Goal → The answer is the line with "Give me the" and every line after it to the end of the listing, retyped exactly. Pictures do not belong in it.

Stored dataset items
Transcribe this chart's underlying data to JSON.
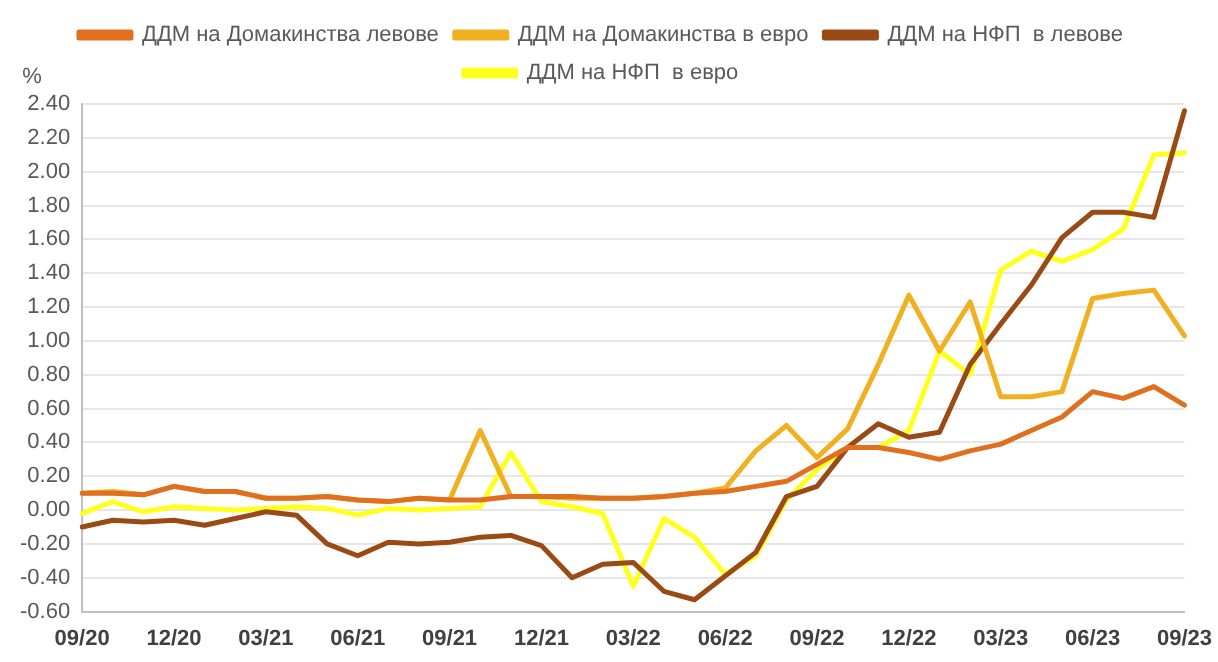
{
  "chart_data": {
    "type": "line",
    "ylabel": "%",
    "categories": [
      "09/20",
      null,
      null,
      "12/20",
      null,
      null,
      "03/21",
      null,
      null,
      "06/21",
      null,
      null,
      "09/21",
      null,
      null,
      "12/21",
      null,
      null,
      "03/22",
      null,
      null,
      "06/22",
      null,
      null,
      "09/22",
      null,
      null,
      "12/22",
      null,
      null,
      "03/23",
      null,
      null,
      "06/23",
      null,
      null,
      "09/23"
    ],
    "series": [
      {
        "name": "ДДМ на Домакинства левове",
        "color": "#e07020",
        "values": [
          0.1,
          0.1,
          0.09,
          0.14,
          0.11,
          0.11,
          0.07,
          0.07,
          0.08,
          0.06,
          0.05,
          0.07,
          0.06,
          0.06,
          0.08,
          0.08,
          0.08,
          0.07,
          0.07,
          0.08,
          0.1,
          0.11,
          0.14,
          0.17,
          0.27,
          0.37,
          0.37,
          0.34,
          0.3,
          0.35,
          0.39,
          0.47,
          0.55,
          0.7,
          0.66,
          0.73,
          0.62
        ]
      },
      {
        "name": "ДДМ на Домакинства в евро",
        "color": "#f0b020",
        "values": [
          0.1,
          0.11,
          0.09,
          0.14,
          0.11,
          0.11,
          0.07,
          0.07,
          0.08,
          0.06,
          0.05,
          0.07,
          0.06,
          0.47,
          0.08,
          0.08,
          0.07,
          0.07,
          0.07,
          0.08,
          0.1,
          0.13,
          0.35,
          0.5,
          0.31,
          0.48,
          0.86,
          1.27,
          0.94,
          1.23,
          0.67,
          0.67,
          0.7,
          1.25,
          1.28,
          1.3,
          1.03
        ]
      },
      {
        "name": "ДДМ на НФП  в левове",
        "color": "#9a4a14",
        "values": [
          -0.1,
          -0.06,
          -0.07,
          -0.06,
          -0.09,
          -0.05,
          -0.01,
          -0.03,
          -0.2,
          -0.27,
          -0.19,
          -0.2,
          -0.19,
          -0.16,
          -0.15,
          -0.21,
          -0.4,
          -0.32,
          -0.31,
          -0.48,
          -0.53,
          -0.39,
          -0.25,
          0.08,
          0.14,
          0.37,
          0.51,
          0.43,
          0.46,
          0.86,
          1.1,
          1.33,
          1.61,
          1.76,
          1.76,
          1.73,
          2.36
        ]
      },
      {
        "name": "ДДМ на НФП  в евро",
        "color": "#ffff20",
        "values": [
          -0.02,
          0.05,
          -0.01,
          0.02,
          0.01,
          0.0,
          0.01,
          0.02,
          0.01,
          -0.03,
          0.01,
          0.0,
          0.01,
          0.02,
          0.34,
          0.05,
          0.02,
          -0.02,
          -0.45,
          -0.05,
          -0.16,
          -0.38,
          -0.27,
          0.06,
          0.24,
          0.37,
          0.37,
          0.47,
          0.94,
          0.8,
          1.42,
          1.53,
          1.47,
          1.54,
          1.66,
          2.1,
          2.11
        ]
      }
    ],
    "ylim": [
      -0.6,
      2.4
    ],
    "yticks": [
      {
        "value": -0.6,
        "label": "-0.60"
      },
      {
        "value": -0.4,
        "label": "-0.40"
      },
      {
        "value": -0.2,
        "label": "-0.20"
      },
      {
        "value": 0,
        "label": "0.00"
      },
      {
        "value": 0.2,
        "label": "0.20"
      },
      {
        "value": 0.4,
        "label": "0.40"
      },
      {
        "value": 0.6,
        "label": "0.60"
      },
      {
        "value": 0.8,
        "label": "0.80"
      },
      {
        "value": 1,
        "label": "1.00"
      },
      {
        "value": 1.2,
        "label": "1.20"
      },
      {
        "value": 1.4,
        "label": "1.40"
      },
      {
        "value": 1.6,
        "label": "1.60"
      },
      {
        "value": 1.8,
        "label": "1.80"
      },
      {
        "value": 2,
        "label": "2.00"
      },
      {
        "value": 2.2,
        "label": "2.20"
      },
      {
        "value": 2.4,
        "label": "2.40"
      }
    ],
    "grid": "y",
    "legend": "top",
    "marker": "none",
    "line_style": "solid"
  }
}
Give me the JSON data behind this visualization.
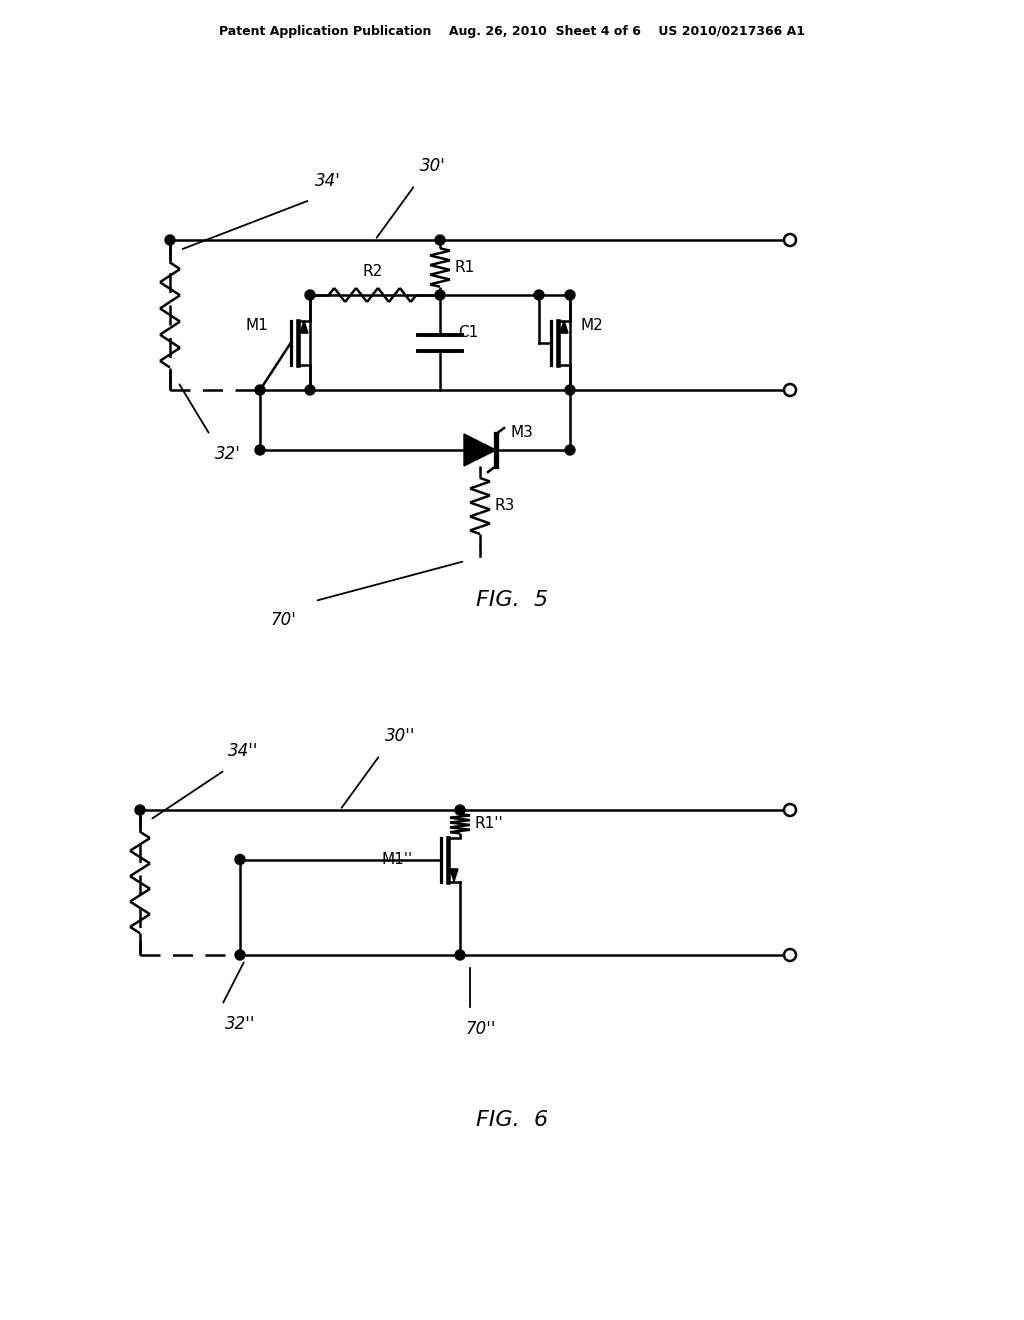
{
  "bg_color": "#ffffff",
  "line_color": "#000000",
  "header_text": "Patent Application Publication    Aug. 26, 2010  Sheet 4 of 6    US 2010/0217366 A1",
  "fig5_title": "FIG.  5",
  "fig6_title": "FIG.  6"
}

Task result →
Give me the JSON data behind this visualization.
{
  "bg_color": "#ffffff",
  "line_color": "#000000",
  "header_text": "Patent Application Publication    Aug. 26, 2010  Sheet 4 of 6    US 2010/0217366 A1",
  "fig5_title": "FIG.  5",
  "fig6_title": "FIG.  6"
}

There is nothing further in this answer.